§ **Task objective**: Go through the entries below and copy each line containing the word "this".

[Extracted data entries]
================

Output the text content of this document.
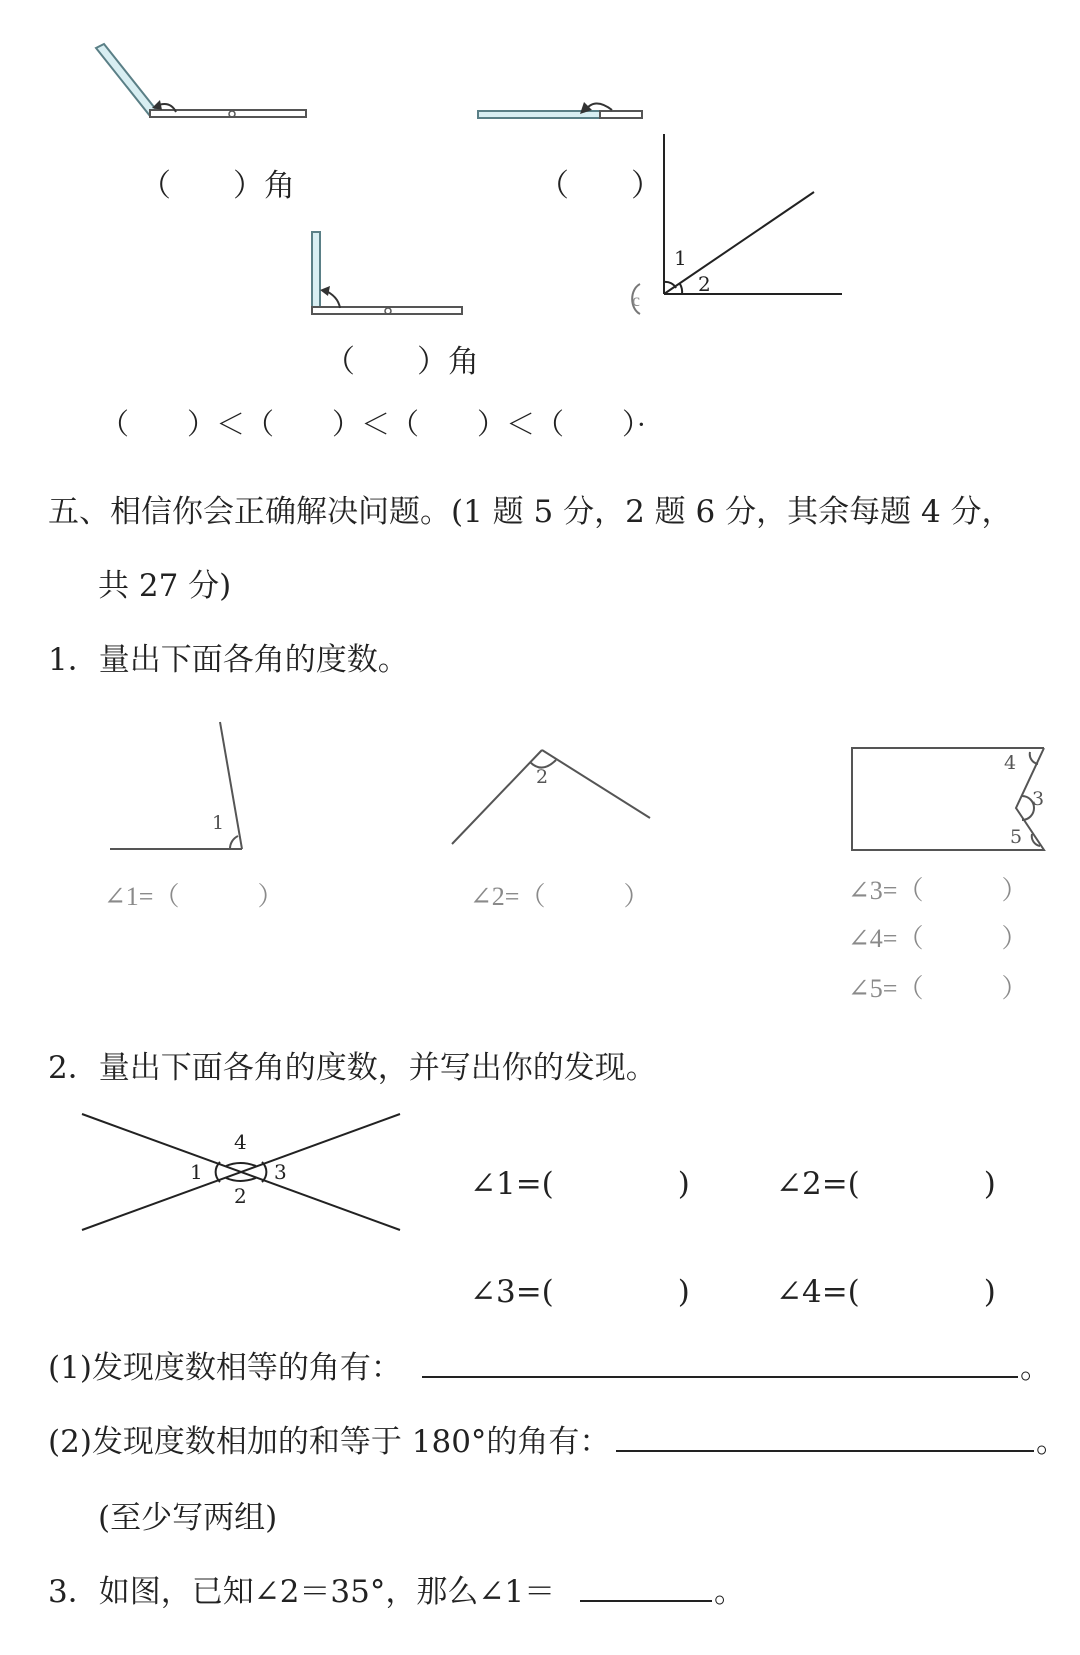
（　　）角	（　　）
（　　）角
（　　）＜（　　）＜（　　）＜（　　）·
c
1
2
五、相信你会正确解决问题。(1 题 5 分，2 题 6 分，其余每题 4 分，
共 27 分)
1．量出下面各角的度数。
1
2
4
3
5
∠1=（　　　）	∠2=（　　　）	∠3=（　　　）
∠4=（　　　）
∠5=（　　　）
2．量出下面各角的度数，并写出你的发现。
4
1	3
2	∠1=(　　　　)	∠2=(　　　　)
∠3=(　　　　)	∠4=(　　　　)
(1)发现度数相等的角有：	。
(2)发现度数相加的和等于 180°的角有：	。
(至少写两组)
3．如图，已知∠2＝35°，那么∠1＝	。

================

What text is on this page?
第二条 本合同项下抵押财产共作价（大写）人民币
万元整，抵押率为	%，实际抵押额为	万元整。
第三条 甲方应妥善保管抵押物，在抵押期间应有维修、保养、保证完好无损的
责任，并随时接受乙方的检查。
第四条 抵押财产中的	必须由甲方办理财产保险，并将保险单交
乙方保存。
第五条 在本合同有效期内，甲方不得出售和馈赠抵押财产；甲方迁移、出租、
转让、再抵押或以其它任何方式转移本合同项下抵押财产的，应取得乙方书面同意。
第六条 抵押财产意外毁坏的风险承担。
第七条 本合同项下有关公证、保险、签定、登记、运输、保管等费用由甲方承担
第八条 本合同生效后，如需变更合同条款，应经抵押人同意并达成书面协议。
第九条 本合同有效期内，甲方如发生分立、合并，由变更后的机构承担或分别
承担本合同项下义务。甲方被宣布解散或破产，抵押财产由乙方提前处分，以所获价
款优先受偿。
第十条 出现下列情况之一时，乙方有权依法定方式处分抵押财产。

================

§ **Correct result**:
Output the text content of this document.
What text is on this page?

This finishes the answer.